EXERCISE REQUIREMENTS = Every entry needs to be reproduced exactly.

SUPPLIED RECORDS =
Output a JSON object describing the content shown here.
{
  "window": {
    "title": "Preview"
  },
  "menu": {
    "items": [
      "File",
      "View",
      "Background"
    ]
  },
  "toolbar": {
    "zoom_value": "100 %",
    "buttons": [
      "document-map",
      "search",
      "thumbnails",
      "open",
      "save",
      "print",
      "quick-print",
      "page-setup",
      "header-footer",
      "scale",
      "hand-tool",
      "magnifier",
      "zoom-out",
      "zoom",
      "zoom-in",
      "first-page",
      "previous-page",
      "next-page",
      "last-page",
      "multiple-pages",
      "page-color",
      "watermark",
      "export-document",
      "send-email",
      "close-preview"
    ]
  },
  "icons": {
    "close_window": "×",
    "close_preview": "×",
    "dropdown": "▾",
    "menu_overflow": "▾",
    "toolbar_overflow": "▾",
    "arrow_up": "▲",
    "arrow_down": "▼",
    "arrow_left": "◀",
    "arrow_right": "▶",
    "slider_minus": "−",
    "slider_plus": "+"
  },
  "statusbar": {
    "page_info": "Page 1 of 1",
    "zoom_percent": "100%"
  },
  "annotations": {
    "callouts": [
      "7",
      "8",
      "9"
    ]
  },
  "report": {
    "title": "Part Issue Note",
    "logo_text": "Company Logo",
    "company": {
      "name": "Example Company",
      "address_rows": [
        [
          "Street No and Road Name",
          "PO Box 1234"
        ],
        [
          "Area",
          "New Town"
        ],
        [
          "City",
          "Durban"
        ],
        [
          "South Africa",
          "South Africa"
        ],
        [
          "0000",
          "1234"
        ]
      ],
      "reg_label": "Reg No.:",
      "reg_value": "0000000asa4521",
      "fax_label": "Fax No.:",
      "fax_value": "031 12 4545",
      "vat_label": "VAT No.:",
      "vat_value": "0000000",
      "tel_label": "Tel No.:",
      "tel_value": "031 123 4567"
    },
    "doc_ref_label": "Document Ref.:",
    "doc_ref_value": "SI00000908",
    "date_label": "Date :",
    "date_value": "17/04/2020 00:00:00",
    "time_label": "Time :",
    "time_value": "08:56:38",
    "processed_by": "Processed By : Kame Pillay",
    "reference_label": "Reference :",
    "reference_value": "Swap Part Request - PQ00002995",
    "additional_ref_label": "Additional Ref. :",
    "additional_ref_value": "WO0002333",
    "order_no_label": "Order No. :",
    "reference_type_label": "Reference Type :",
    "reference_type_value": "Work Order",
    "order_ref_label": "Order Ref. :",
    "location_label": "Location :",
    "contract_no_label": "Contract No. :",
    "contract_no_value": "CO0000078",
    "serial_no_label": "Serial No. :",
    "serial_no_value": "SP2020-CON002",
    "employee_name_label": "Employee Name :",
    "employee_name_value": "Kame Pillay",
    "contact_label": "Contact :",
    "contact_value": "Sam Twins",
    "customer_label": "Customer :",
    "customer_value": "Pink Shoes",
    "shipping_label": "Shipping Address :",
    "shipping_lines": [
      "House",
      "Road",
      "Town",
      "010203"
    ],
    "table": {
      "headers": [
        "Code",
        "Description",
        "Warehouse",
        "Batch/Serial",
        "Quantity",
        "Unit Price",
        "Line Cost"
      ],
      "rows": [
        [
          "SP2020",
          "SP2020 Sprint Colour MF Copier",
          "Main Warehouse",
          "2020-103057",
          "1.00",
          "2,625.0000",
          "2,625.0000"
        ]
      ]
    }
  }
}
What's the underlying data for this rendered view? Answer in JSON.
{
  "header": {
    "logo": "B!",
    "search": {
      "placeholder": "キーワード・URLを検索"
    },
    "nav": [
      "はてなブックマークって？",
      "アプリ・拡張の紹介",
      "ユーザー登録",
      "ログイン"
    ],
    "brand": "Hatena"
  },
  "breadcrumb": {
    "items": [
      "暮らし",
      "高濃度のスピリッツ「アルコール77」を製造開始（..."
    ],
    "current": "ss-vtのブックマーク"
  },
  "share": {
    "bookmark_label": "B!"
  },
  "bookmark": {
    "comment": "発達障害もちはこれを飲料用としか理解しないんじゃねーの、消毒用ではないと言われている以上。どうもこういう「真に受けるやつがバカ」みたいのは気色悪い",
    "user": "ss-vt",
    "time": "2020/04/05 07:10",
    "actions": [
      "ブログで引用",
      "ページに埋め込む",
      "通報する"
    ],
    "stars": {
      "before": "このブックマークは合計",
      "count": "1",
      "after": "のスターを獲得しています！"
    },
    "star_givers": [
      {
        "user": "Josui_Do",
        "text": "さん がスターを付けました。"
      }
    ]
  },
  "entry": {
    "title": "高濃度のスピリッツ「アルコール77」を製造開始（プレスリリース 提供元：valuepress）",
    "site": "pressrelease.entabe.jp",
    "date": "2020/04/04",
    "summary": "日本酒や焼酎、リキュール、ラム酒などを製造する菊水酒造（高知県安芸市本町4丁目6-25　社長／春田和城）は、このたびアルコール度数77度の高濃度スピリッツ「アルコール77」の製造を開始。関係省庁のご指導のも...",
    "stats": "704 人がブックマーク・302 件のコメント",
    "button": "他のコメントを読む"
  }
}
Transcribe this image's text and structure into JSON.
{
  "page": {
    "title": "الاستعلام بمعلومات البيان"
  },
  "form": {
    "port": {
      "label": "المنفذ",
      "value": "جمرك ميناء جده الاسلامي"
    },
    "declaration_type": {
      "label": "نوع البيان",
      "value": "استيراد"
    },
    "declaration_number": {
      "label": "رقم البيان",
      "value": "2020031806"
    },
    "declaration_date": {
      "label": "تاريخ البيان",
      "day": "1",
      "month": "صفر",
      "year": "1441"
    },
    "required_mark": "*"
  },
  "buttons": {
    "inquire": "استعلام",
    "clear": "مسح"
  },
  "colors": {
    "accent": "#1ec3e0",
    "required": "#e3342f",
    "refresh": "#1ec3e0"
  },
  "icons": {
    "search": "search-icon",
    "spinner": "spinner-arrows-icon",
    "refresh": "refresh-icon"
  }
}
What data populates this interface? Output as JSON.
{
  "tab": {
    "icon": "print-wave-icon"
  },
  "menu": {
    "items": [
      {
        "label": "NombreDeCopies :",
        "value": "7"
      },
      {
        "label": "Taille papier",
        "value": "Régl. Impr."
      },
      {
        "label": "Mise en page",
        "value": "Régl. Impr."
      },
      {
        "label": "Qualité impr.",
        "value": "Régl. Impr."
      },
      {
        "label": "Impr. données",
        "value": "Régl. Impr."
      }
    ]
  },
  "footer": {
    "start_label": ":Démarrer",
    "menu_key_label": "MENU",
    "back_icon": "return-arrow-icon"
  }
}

WRITTEN ANSWER =
Output a JSON object describing the content shown here.
{
  "window": {
    "title": "Preview"
  },
  "menu": {
    "items": [
      "File",
      "View",
      "Background"
    ]
  },
  "toolbar": {
    "zoom_value": "100 %",
    "buttons": [
      "document-map",
      "search",
      "thumbnails",
      "open",
      "save",
      "print",
      "quick-print",
      "page-setup",
      "header-footer",
      "scale",
      "hand-tool",
      "magnifier",
      "zoom-out",
      "zoom",
      "zoom-in",
      "first-page",
      "previous-page",
      "next-page",
      "last-page",
      "multiple-pages",
      "page-color",
      "watermark",
      "export-document",
      "send-email",
      "close-preview"
    ]
  },
  "icons": {
    "close_window": "×",
    "close_preview": "×",
    "dropdown": "▾",
    "menu_overflow": "▾",
    "toolbar_overflow": "▾",
    "arrow_up": "▲",
    "arrow_down": "▼",
    "arrow_left": "◀",
    "arrow_right": "▶",
    "slider_minus": "−",
    "slider_plus": "+"
  },
  "statusbar": {
    "page_info": "Page 1 of 1",
    "zoom_percent": "100%"
  },
  "annotations": {
    "callouts": [
      "7",
      "8",
      "9"
    ]
  },
  "report": {
    "title": "Part Issue Note",
    "logo_text": "Company Logo",
    "company": {
      "name": "Example Company",
      "address_rows": [
        [
          "Street No and Road Name",
          "PO Box 1234"
        ],
        [
          "Area",
          "New Town"
        ],
        [
          "City",
          "Durban"
        ],
        [
          "South Africa",
          "South Africa"
        ],
        [
          "0000",
          "1234"
        ]
      ],
      "reg_label": "Reg No.:",
      "reg_value": "0000000asa4521",
      "fax_label": "Fax No.:",
      "fax_value": "031 12 4545",
      "vat_label": "VAT No.:",
      "vat_value": "0000000",
      "tel_label": "Tel No.:",
      "tel_value": "031 123 4567"
    },
    "doc_ref_label": "Document Ref.:",
    "doc_ref_value": "SI00000908",
    "date_label": "Date :",
    "date_value": "17/04/2020 00:00:00",
    "time_label": "Time :",
    "time_value": "08:56:38",
    "processed_by": "Processed By : Kame Pillay",
    "reference_label": "Reference :",
    "reference_value": "Swap Part Request - PQ00002995",
    "additional_ref_label": "Additional Ref. :",
    "additional_ref_value": "WO0002333",
    "order_no_label": "Order No. :",
    "reference_type_label": "Reference Type :",
    "reference_type_value": "Work Order",
    "order_ref_label": "Order Ref. :",
    "location_label": "Location :",
    "contract_no_label": "Contract No. :",
    "contract_no_value": "CO0000078",
    "serial_no_label": "Serial No. :",
    "serial_no_value": "SP2020-CON002",
    "employee_name_label": "Employee Name :",
    "employee_name_value": "Kame Pillay",
    "contact_label": "Contact :",
    "contact_value": "Sam Twins",
    "customer_label": "Customer :",
    "customer_value": "Pink Shoes",
    "shipping_label": "Shipping Address :",
    "shipping_lines": [
      "House",
      "Road",
      "Town",
      "010203"
    ],
    "table": {
      "headers": [
        "Code",
        "Description",
        "Warehouse",
        "Batch/Serial",
        "Quantity",
        "Unit Price",
        "Line Cost"
      ],
      "rows": [
        [
          "SP2020",
          "SP2020 Sprint Colour MF Copier",
          "Main Warehouse",
          "2020-103057",
          "1.00",
          "2,625.0000",
          "2,625.0000"
        ]
      ]
    }
  }
}
What's the underlying data for this rendered view? Answer in JSON.
{
  "header": {
    "logo": "B!",
    "search": {
      "placeholder": "キーワード・URLを検索"
    },
    "nav": [
      "はてなブックマークって？",
      "アプリ・拡張の紹介",
      "ユーザー登録",
      "ログイン"
    ],
    "brand": "Hatena"
  },
  "breadcrumb": {
    "items": [
      "暮らし",
      "高濃度のスピリッツ「アルコール77」を製造開始（..."
    ],
    "current": "ss-vtのブックマーク"
  },
  "share": {
    "bookmark_label": "B!"
  },
  "bookmark": {
    "comment": "発達障害もちはこれを飲料用としか理解しないんじゃねーの、消毒用ではないと言われている以上。どうもこういう「真に受けるやつがバカ」みたいのは気色悪い",
    "user": "ss-vt",
    "time": "2020/04/05 07:10",
    "actions": [
      "ブログで引用",
      "ページに埋め込む",
      "通報する"
    ],
    "stars": {
      "before": "このブックマークは合計",
      "count": "1",
      "after": "のスターを獲得しています！"
    },
    "star_givers": [
      {
        "user": "Josui_Do",
        "text": "さん がスターを付けました。"
      }
    ]
  },
  "entry": {
    "title": "高濃度のスピリッツ「アルコール77」を製造開始（プレスリリース 提供元：valuepress）",
    "site": "pressrelease.entabe.jp",
    "date": "2020/04/04",
    "summary": "日本酒や焼酎、リキュール、ラム酒などを製造する菊水酒造（高知県安芸市本町4丁目6-25　社長／春田和城）は、このたびアルコール度数77度の高濃度スピリッツ「アルコール77」の製造を開始。関係省庁のご指導のも...",
    "stats": "704 人がブックマーク・302 件のコメント",
    "button": "他のコメントを読む"
  }
}
Transcribe this image's text and structure into JSON.
{
  "page": {
    "title": "الاستعلام بمعلومات البيان"
  },
  "form": {
    "port": {
      "label": "المنفذ",
      "value": "جمرك ميناء جده الاسلامي"
    },
    "declaration_type": {
      "label": "نوع البيان",
      "value": "استيراد"
    },
    "declaration_number": {
      "label": "رقم البيان",
      "value": "2020031806"
    },
    "declaration_date": {
      "label": "تاريخ البيان",
      "day": "1",
      "month": "صفر",
      "year": "1441"
    },
    "required_mark": "*"
  },
  "buttons": {
    "inquire": "استعلام",
    "clear": "مسح"
  },
  "colors": {
    "accent": "#1ec3e0",
    "required": "#e3342f",
    "refresh": "#1ec3e0"
  },
  "icons": {
    "search": "search-icon",
    "spinner": "spinner-arrows-icon",
    "refresh": "refresh-icon"
  }
}
What data populates this interface? Output as JSON.
{
  "tab": {
    "icon": "print-wave-icon"
  },
  "menu": {
    "items": [
      {
        "label": "NombreDeCopies :",
        "value": "7"
      },
      {
        "label": "Taille papier",
        "value": "Régl. Impr."
      },
      {
        "label": "Mise en page",
        "value": "Régl. Impr."
      },
      {
        "label": "Qualité impr.",
        "value": "Régl. Impr."
      },
      {
        "label": "Impr. données",
        "value": "Régl. Impr."
      }
    ]
  },
  "footer": {
    "start_label": ":Démarrer",
    "menu_key_label": "MENU",
    "back_icon": "return-arrow-icon"
  }
}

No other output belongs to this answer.